[BEGIN]
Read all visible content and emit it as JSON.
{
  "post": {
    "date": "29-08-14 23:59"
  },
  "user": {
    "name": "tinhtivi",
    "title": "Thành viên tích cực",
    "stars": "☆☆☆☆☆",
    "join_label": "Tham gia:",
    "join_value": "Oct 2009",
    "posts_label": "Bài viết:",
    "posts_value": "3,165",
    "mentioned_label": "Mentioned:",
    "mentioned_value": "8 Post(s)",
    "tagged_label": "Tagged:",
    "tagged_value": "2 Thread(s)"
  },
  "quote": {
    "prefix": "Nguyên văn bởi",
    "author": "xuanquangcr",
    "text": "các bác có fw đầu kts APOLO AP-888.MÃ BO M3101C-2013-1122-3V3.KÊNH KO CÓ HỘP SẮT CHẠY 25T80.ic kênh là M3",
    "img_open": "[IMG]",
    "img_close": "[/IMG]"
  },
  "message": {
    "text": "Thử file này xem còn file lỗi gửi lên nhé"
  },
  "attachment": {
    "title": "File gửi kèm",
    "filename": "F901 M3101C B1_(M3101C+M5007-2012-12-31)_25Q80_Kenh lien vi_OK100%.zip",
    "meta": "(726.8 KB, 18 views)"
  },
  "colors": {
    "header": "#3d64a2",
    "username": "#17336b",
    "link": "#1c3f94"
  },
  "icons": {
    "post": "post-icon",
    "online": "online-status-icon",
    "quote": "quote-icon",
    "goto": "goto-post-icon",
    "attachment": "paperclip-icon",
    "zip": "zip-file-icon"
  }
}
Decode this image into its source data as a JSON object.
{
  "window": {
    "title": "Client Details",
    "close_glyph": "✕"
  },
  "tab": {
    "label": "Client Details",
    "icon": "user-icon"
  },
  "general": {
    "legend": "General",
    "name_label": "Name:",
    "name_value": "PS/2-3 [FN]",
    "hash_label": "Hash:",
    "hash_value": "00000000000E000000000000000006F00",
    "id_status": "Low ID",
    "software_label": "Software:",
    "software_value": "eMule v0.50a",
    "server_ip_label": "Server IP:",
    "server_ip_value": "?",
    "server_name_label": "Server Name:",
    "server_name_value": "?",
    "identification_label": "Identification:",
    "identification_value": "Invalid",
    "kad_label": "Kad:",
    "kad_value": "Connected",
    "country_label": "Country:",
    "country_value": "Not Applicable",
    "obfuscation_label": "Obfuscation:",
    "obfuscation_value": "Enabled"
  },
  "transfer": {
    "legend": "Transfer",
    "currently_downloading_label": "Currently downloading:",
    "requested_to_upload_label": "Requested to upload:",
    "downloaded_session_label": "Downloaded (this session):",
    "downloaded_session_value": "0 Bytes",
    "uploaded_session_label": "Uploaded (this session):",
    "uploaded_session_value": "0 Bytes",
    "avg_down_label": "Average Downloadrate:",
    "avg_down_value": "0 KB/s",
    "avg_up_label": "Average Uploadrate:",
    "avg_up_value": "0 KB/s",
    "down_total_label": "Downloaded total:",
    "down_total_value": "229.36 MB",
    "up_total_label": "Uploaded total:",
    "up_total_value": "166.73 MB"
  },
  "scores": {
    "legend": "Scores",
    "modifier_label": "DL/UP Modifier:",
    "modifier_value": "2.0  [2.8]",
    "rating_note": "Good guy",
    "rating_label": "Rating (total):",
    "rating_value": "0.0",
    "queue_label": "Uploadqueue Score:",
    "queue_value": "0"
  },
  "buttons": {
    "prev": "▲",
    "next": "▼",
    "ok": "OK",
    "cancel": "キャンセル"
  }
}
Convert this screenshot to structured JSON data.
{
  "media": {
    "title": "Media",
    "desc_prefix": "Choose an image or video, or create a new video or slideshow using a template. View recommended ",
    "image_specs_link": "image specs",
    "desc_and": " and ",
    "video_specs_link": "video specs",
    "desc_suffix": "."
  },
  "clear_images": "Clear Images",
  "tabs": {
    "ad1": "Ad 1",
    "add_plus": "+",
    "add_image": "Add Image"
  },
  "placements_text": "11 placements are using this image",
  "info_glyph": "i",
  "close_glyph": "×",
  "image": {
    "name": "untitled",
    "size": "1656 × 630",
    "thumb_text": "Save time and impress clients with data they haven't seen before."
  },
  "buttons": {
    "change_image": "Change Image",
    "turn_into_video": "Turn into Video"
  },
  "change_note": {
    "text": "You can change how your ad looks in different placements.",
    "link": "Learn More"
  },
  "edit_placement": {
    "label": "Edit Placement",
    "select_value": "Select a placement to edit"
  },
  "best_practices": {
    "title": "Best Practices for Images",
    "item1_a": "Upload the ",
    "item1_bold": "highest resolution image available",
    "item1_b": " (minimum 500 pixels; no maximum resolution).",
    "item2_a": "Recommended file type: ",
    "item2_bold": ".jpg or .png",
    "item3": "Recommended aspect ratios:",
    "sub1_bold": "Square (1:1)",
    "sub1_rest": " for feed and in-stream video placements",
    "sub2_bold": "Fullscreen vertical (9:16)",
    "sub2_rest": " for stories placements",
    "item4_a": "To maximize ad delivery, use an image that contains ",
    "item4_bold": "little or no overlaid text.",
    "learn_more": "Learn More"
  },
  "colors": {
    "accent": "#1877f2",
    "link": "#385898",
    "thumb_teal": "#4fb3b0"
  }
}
[END]
Problem: Track down the lines that include the word "resolution" and copy them.

Response:
    "item1_bold": "highest resolution image available",
    "item1_b": " (minimum 500 pixels; no maximum resolution).",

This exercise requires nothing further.